● SET TASK: Give again, unaltered, the line with "Transcribe the text in this document." and all lines that follow it in the listing below, minus any pictures.

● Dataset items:

= = = = = = =

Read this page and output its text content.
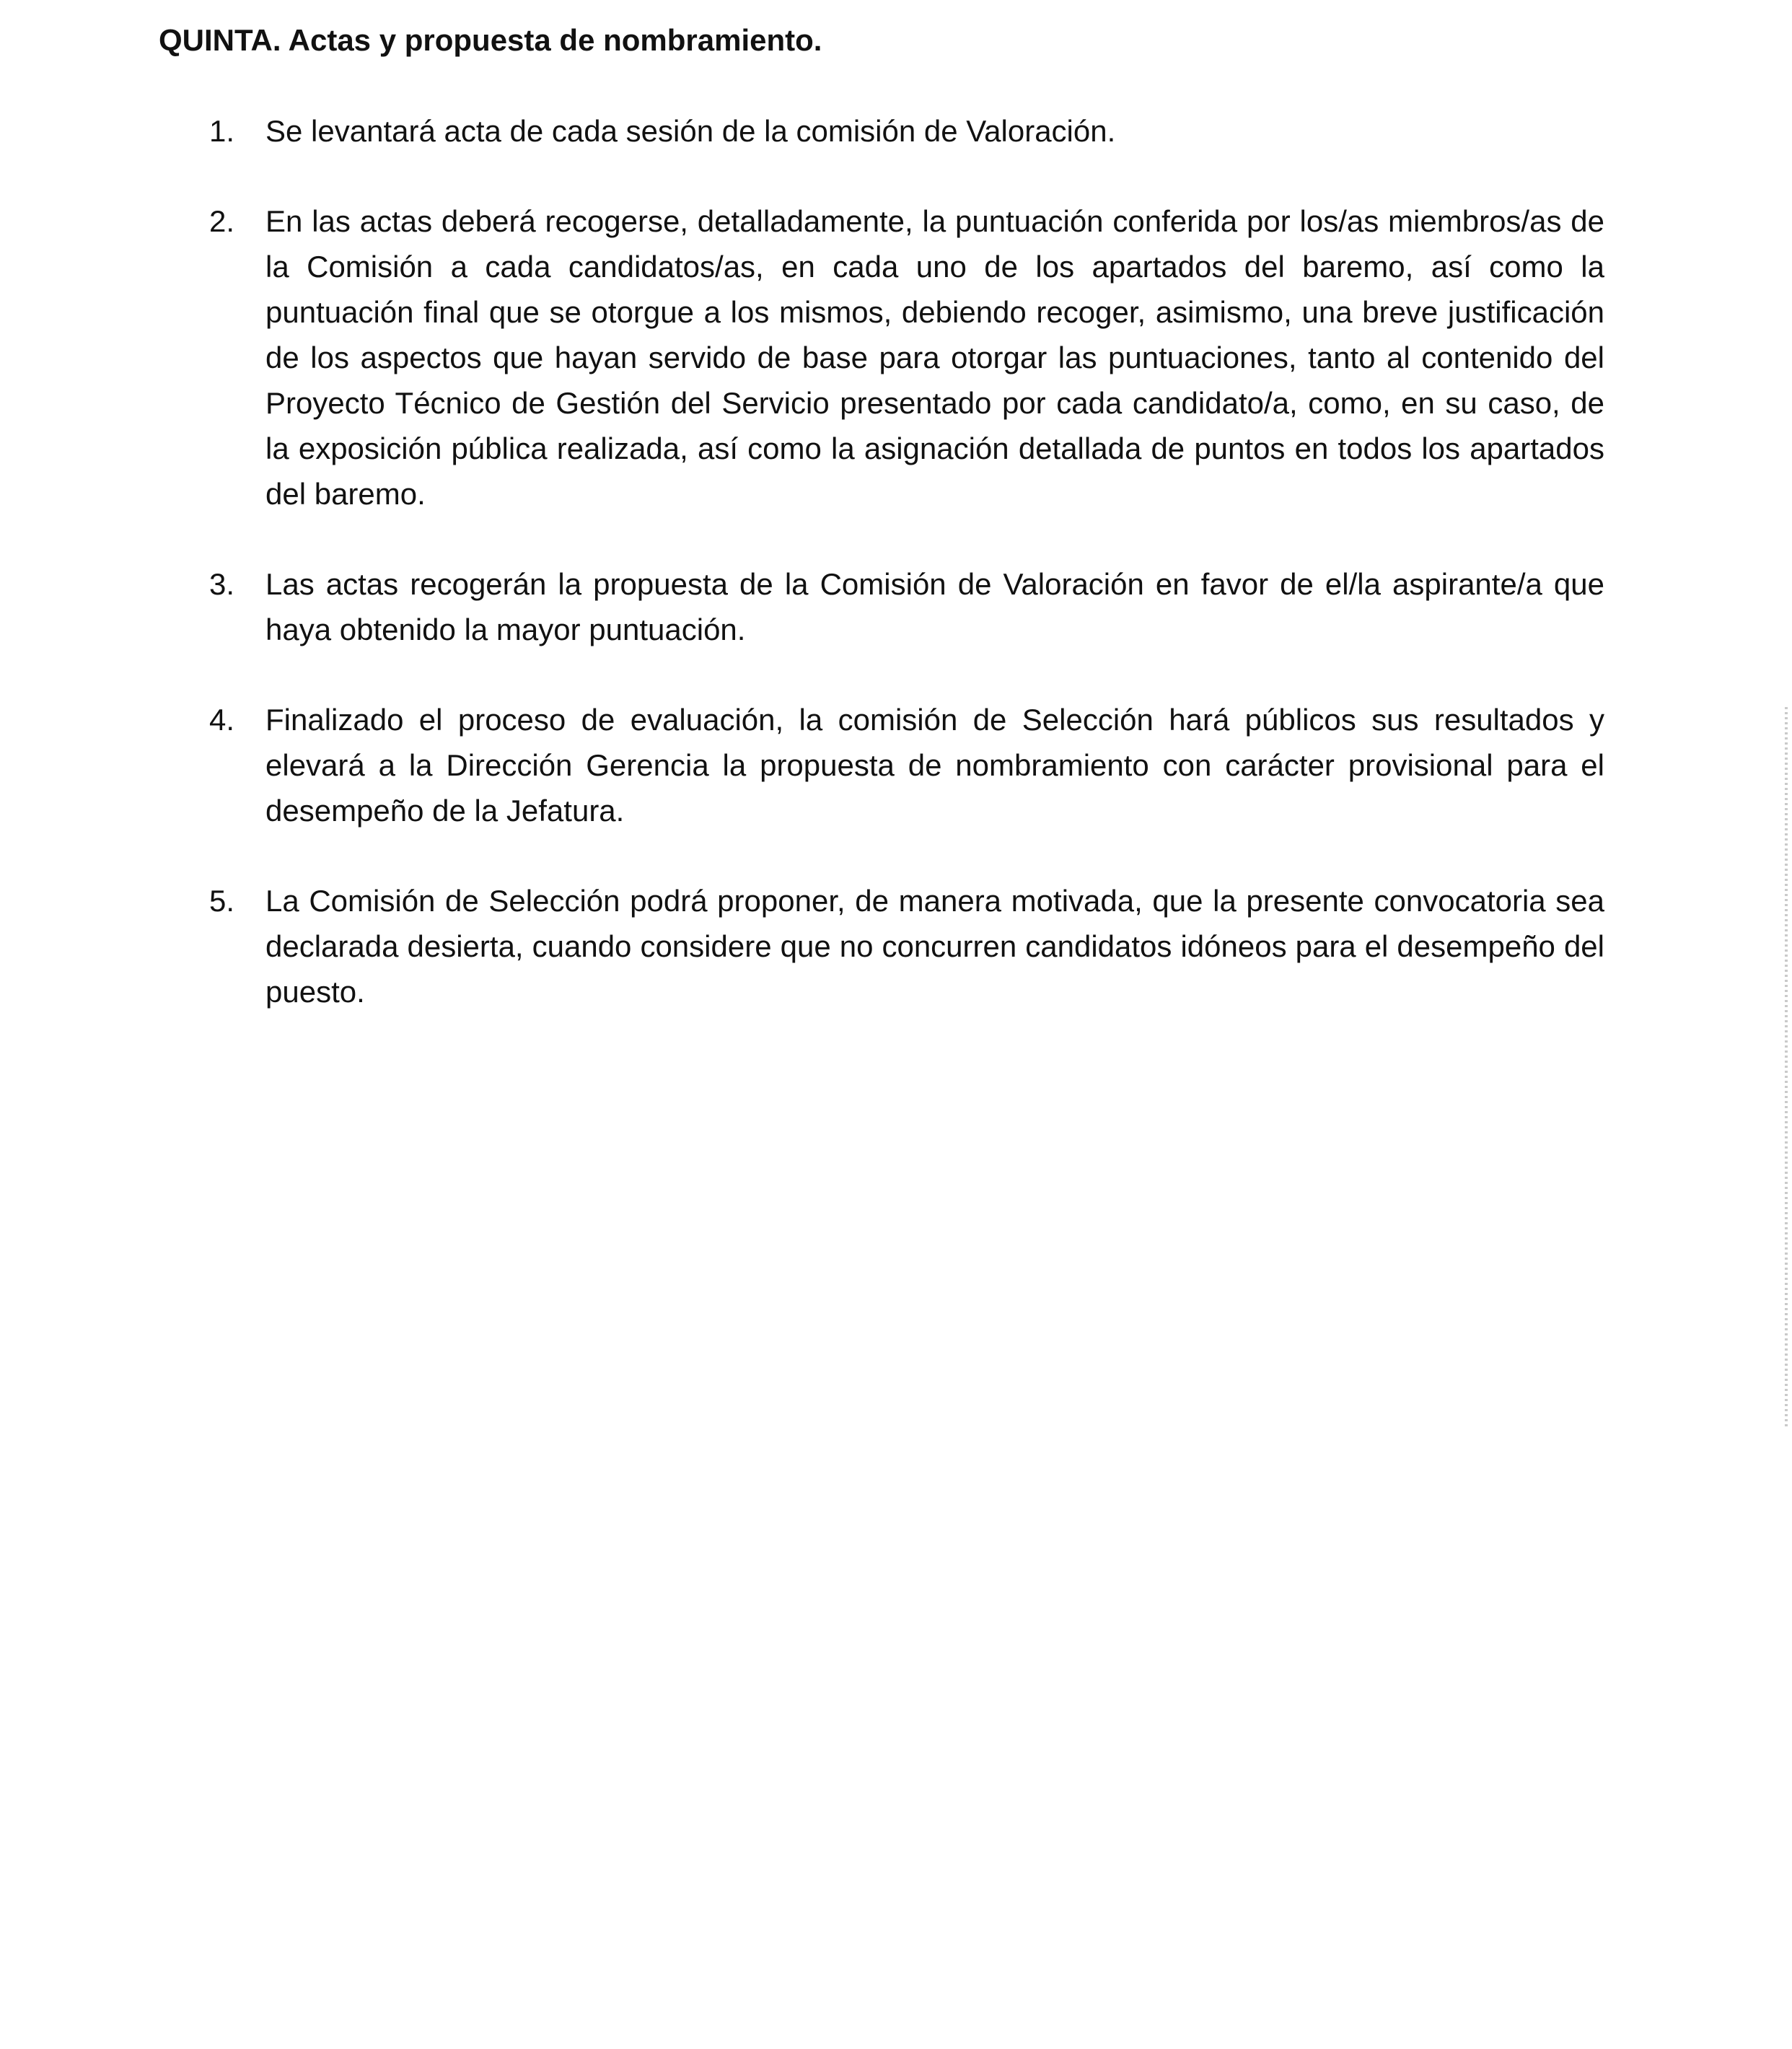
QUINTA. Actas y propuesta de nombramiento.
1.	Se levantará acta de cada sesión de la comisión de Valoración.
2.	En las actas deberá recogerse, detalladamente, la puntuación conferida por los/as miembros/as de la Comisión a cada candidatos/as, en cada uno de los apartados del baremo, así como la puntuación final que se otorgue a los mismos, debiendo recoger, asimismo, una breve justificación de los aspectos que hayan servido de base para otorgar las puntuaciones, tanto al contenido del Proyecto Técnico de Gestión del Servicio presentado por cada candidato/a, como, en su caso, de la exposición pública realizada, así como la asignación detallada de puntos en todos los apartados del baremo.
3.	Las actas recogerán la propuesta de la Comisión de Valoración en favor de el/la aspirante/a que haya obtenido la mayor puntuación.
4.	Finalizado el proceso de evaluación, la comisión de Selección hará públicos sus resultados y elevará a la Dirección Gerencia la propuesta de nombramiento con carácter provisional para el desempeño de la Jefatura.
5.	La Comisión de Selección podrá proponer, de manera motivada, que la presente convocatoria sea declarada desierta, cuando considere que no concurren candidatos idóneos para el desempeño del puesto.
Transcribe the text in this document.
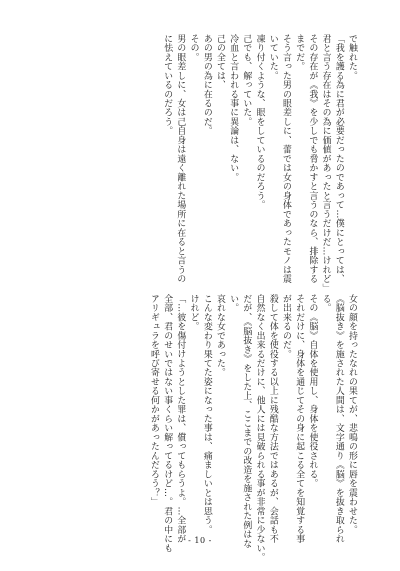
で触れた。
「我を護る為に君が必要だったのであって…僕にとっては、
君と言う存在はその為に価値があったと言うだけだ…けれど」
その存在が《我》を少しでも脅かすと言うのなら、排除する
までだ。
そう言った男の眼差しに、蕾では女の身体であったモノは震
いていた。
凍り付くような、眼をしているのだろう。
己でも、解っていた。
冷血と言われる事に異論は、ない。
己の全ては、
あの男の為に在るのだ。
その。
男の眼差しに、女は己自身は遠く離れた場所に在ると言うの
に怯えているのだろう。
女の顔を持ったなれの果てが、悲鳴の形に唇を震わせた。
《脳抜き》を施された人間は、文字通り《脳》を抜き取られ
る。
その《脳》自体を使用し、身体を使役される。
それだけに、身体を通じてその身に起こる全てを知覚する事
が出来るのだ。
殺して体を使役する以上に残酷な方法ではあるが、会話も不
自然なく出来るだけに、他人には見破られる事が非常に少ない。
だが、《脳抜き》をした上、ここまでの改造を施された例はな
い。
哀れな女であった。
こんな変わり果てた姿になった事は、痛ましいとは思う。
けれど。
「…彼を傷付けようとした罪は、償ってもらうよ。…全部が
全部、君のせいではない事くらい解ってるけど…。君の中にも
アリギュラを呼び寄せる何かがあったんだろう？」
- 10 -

= = = = = = =

● REPLY TO THE TASK:
Transcribe the text in this document.
で触れた。
「我を護る為に君が必要だったのであって…僕にとっては、
君と言う存在はその為に価値があったと言うだけだ…けれど」
その存在が《我》を少しでも脅かすと言うのなら、排除する
までだ。
そう言った男の眼差しに、蕾では女の身体であったモノは震
いていた。
凍り付くような、眼をしているのだろう。
己でも、解っていた。
冷血と言われる事に異論は、ない。
己の全ては、
あの男の為に在るのだ。
その。
男の眼差しに、女は己自身は遠く離れた場所に在ると言うの
に怯えているのだろう。
女の顔を持ったなれの果てが、悲鳴の形に唇を震わせた。
《脳抜き》を施された人間は、文字通り《脳》を抜き取られ
る。
その《脳》自体を使用し、身体を使役される。
それだけに、身体を通じてその身に起こる全てを知覚する事
が出来るのだ。
殺して体を使役する以上に残酷な方法ではあるが、会話も不
自然なく出来るだけに、他人には見破られる事が非常に少ない。
だが、《脳抜き》をした上、ここまでの改造を施された例はな
い。
哀れな女であった。
こんな変わり果てた姿になった事は、痛ましいとは思う。
けれど。
「…彼を傷付けようとした罪は、償ってもらうよ。…全部が
全部、君のせいではない事くらい解ってるけど…。君の中にも
アリギュラを呼び寄せる何かがあったんだろう？」
- 10 -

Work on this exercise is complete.